## start
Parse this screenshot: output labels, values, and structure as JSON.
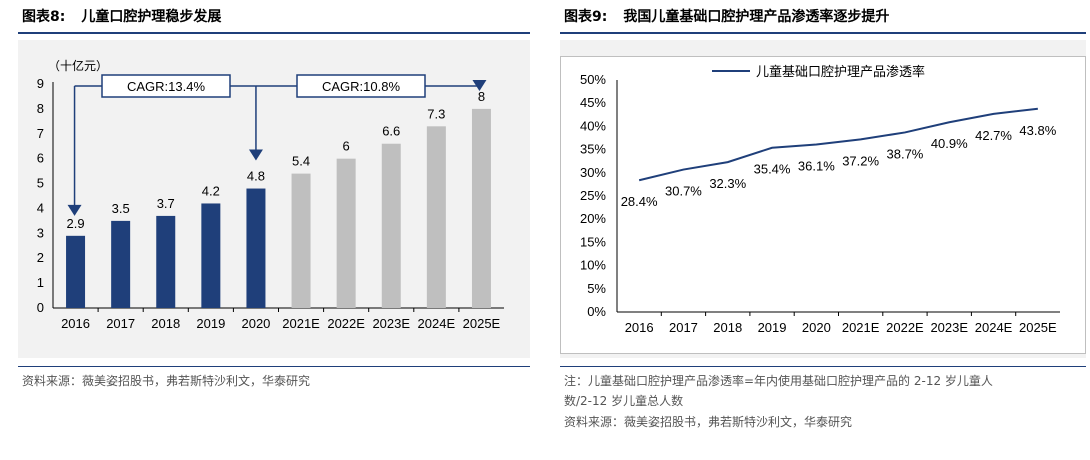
{
  "left": {
    "fig_number": "图表8:",
    "fig_title": "儿童口腔护理稳步发展",
    "source": "资料来源：薇美姿招股书，弗若斯特沙利文，华泰研究"
  },
  "right": {
    "fig_number": "图表9:",
    "fig_title": "我国儿童基础口腔护理产品渗透率逐步提升",
    "note_line1": "注：儿童基础口腔护理产品渗透率=年内使用基础口腔护理产品的 2-12 岁儿童人",
    "note_line2": "数/2-12 岁儿童总人数",
    "source": "资料来源：薇美姿招股书，弗若斯特沙利文，华泰研究"
  },
  "chart_data": [
    {
      "type": "bar",
      "title": "",
      "unit_label": "（十亿元）",
      "categories": [
        "2016",
        "2017",
        "2018",
        "2019",
        "2020",
        "2021E",
        "2022E",
        "2023E",
        "2024E",
        "2025E"
      ],
      "values": [
        2.9,
        3.5,
        3.7,
        4.2,
        4.8,
        5.4,
        6,
        6.6,
        7.3,
        8
      ],
      "value_labels": [
        "2.9",
        "3.5",
        "3.7",
        "4.2",
        "4.8",
        "5.4",
        "6",
        "6.6",
        "7.3",
        "8"
      ],
      "ylim": [
        0,
        9
      ],
      "yticks": [
        "0",
        "1",
        "2",
        "3",
        "4",
        "5",
        "6",
        "7",
        "8",
        "9"
      ],
      "colors": {
        "actual": "#1f3f7a",
        "forecast": "#bfbfbf"
      },
      "annotations": [
        {
          "text": "CAGR:13.4%",
          "from": "2016",
          "to": "2020"
        },
        {
          "text": "CAGR:10.8%",
          "from": "2020",
          "to": "2025E"
        }
      ]
    },
    {
      "type": "line",
      "title": "",
      "categories": [
        "2016",
        "2017",
        "2018",
        "2019",
        "2020",
        "2021E",
        "2022E",
        "2023E",
        "2024E",
        "2025E"
      ],
      "series": [
        {
          "name": "儿童基础口腔护理产品渗透率",
          "values": [
            28.4,
            30.7,
            32.3,
            35.4,
            36.1,
            37.2,
            38.7,
            40.9,
            42.7,
            43.8
          ],
          "labels": [
            "28.4%",
            "30.7%",
            "32.3%",
            "35.4%",
            "36.1%",
            "37.2%",
            "38.7%",
            "40.9%",
            "42.7%",
            "43.8%"
          ]
        }
      ],
      "ylim": [
        0,
        50
      ],
      "yticks": [
        "0%",
        "5%",
        "10%",
        "15%",
        "20%",
        "25%",
        "30%",
        "35%",
        "40%",
        "45%",
        "50%"
      ],
      "color": "#1f3f7a",
      "legend": "top"
    }
  ]
}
## end
* Written instruction *
Repeat the entries exactly. Pictures are excluded from the copy.

* Correct answer *
Parse this screenshot: output labels, values, and structure as JSON.
{
  "left": {
    "fig_number": "图表8:",
    "fig_title": "儿童口腔护理稳步发展",
    "source": "资料来源：薇美姿招股书，弗若斯特沙利文，华泰研究"
  },
  "right": {
    "fig_number": "图表9:",
    "fig_title": "我国儿童基础口腔护理产品渗透率逐步提升",
    "note_line1": "注：儿童基础口腔护理产品渗透率=年内使用基础口腔护理产品的 2-12 岁儿童人",
    "note_line2": "数/2-12 岁儿童总人数",
    "source": "资料来源：薇美姿招股书，弗若斯特沙利文，华泰研究"
  },
  "chart_data": [
    {
      "type": "bar",
      "title": "",
      "unit_label": "（十亿元）",
      "categories": [
        "2016",
        "2017",
        "2018",
        "2019",
        "2020",
        "2021E",
        "2022E",
        "2023E",
        "2024E",
        "2025E"
      ],
      "values": [
        2.9,
        3.5,
        3.7,
        4.2,
        4.8,
        5.4,
        6,
        6.6,
        7.3,
        8
      ],
      "value_labels": [
        "2.9",
        "3.5",
        "3.7",
        "4.2",
        "4.8",
        "5.4",
        "6",
        "6.6",
        "7.3",
        "8"
      ],
      "ylim": [
        0,
        9
      ],
      "yticks": [
        "0",
        "1",
        "2",
        "3",
        "4",
        "5",
        "6",
        "7",
        "8",
        "9"
      ],
      "colors": {
        "actual": "#1f3f7a",
        "forecast": "#bfbfbf"
      },
      "annotations": [
        {
          "text": "CAGR:13.4%",
          "from": "2016",
          "to": "2020"
        },
        {
          "text": "CAGR:10.8%",
          "from": "2020",
          "to": "2025E"
        }
      ]
    },
    {
      "type": "line",
      "title": "",
      "categories": [
        "2016",
        "2017",
        "2018",
        "2019",
        "2020",
        "2021E",
        "2022E",
        "2023E",
        "2024E",
        "2025E"
      ],
      "series": [
        {
          "name": "儿童基础口腔护理产品渗透率",
          "values": [
            28.4,
            30.7,
            32.3,
            35.4,
            36.1,
            37.2,
            38.7,
            40.9,
            42.7,
            43.8
          ],
          "labels": [
            "28.4%",
            "30.7%",
            "32.3%",
            "35.4%",
            "36.1%",
            "37.2%",
            "38.7%",
            "40.9%",
            "42.7%",
            "43.8%"
          ]
        }
      ],
      "ylim": [
        0,
        50
      ],
      "yticks": [
        "0%",
        "5%",
        "10%",
        "15%",
        "20%",
        "25%",
        "30%",
        "35%",
        "40%",
        "45%",
        "50%"
      ],
      "color": "#1f3f7a",
      "legend": "top"
    }
  ]
}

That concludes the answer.